⟨

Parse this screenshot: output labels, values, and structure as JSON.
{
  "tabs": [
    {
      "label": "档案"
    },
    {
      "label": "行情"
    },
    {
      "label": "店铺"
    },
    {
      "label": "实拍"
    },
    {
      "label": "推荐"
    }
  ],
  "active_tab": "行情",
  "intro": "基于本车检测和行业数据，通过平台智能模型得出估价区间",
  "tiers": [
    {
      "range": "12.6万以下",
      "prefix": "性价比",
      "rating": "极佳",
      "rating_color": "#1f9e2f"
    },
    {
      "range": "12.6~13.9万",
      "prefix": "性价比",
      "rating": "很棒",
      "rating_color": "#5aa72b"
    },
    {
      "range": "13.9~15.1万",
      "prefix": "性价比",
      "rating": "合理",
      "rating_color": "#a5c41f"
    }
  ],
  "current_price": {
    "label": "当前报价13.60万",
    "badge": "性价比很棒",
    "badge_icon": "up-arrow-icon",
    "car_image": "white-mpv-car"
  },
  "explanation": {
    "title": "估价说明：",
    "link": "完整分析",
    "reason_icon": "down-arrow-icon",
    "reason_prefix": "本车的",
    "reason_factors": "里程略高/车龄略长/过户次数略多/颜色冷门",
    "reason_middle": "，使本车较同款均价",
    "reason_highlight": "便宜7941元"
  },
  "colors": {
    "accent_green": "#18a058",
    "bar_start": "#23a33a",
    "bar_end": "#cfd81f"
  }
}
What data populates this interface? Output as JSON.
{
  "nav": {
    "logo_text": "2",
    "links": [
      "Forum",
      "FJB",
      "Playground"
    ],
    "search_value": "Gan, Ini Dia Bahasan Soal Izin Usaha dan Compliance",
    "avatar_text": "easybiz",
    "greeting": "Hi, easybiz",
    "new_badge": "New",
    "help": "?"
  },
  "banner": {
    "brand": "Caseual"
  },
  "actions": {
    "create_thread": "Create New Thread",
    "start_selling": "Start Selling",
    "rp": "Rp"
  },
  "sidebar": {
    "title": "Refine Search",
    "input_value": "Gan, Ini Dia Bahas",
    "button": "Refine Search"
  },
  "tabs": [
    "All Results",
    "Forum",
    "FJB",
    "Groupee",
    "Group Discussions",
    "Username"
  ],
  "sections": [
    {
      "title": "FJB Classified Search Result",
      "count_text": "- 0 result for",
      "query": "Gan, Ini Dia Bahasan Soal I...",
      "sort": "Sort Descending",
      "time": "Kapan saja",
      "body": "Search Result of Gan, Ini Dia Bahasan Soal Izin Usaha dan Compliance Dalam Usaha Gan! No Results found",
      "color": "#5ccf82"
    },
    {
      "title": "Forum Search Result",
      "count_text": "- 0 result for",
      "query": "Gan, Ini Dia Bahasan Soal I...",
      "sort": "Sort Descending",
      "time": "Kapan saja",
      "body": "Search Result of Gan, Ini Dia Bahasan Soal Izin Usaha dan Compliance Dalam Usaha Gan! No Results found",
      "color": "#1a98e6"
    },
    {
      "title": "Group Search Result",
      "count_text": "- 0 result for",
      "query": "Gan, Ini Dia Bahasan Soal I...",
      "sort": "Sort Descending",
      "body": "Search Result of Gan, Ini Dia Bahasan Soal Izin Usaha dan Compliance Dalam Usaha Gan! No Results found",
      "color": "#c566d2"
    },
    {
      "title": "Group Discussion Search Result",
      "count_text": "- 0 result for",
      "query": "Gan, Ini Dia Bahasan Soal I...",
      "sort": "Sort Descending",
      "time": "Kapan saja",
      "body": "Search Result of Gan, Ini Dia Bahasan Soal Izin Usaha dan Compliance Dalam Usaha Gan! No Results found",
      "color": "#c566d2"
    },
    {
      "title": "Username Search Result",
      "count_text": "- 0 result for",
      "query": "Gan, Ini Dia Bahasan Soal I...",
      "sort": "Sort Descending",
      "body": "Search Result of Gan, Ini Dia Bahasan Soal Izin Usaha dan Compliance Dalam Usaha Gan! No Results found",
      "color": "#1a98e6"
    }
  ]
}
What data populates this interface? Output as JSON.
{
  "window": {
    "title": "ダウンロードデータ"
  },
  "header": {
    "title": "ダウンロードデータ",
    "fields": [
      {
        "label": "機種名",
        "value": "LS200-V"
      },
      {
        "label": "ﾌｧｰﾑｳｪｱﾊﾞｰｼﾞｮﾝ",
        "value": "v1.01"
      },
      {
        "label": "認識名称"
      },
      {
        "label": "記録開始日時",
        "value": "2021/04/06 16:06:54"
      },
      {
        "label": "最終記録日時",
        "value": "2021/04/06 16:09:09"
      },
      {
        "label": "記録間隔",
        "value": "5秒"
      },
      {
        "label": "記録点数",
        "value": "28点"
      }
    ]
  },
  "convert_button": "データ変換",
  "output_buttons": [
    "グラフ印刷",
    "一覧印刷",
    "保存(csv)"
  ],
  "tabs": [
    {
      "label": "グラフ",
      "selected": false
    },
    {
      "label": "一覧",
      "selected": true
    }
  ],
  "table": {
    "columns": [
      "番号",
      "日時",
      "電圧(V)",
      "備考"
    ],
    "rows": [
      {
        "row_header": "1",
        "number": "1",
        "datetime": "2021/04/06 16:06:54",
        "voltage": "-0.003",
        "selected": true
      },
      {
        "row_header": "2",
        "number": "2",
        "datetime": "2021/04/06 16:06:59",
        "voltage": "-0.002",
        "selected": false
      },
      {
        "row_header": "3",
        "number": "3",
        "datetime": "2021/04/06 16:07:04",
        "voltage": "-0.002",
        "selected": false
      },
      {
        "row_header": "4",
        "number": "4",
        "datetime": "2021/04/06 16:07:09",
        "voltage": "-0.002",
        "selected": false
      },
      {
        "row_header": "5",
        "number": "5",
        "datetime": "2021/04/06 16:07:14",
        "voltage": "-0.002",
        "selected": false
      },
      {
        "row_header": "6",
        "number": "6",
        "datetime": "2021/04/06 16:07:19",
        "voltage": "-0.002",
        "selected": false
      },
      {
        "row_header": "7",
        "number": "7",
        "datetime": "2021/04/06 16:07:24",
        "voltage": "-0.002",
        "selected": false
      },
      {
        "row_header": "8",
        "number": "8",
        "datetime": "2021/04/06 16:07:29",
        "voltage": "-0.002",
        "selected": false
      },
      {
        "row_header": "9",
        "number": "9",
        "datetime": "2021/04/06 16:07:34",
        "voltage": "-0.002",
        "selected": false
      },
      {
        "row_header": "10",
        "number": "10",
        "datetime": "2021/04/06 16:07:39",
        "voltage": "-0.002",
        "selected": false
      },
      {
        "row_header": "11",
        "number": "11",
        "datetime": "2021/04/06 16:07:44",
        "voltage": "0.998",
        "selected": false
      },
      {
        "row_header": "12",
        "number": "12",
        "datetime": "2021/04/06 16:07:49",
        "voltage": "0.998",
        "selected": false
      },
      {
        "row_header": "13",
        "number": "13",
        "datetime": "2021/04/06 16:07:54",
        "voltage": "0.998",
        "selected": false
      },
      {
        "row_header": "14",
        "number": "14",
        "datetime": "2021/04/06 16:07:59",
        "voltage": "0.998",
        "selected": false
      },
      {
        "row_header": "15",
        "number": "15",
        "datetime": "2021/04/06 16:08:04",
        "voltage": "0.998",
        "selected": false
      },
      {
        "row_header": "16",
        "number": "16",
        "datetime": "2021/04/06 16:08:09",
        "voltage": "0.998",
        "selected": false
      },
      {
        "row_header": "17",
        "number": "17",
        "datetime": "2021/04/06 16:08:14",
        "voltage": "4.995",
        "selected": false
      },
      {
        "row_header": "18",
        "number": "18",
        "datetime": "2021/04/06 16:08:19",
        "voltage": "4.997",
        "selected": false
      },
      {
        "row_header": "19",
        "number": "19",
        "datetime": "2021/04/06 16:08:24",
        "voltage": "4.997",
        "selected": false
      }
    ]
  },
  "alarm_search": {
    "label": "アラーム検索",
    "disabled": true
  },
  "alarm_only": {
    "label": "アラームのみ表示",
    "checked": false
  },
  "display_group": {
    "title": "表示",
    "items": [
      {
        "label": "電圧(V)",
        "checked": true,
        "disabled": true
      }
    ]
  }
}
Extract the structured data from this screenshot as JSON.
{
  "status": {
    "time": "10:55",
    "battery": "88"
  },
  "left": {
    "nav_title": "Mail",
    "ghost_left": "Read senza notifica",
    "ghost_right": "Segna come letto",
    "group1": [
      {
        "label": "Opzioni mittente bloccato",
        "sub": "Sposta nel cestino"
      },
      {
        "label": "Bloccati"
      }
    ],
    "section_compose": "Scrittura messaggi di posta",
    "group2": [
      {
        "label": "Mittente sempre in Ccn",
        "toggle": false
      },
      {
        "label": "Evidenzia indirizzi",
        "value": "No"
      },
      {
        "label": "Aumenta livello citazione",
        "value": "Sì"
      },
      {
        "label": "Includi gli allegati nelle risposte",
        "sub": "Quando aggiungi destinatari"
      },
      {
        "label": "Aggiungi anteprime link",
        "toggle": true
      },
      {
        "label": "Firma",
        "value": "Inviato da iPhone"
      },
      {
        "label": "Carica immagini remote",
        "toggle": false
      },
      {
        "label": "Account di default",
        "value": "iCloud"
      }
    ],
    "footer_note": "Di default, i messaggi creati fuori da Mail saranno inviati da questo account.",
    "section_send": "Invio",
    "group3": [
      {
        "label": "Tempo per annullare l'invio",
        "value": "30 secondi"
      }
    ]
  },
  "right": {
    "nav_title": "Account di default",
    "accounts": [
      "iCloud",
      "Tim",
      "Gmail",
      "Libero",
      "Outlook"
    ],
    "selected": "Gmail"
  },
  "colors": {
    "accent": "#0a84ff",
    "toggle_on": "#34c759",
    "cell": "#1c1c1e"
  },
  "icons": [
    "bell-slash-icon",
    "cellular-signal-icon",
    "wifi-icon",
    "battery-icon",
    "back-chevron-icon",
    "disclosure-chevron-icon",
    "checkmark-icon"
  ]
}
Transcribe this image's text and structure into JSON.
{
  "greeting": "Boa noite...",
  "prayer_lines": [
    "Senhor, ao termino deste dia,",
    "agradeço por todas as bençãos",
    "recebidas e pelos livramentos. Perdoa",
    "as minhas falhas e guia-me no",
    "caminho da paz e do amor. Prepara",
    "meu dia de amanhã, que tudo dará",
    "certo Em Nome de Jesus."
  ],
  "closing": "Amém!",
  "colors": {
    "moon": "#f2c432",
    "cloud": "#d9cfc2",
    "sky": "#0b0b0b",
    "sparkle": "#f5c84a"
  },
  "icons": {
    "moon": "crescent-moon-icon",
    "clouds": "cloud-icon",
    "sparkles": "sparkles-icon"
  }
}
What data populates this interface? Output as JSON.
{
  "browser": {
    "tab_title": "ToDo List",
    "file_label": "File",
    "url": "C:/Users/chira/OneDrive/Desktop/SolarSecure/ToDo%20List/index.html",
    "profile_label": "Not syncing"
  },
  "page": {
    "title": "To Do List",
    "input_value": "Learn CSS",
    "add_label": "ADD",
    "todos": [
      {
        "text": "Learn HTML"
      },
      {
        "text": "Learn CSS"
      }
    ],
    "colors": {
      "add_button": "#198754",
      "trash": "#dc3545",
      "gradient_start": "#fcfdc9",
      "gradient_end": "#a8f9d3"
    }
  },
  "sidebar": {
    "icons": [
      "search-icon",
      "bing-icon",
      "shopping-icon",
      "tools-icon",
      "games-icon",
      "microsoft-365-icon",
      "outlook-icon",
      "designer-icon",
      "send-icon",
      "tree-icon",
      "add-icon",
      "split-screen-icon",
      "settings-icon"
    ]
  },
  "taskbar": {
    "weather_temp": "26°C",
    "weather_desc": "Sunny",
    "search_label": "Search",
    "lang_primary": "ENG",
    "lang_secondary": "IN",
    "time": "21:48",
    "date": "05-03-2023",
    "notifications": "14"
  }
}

⟩

REQUIRED WORK:
Determine the number of lines in the listing that contain the string "Learn". Write that number and nothing else.

PROBLEM SOLUTION:
3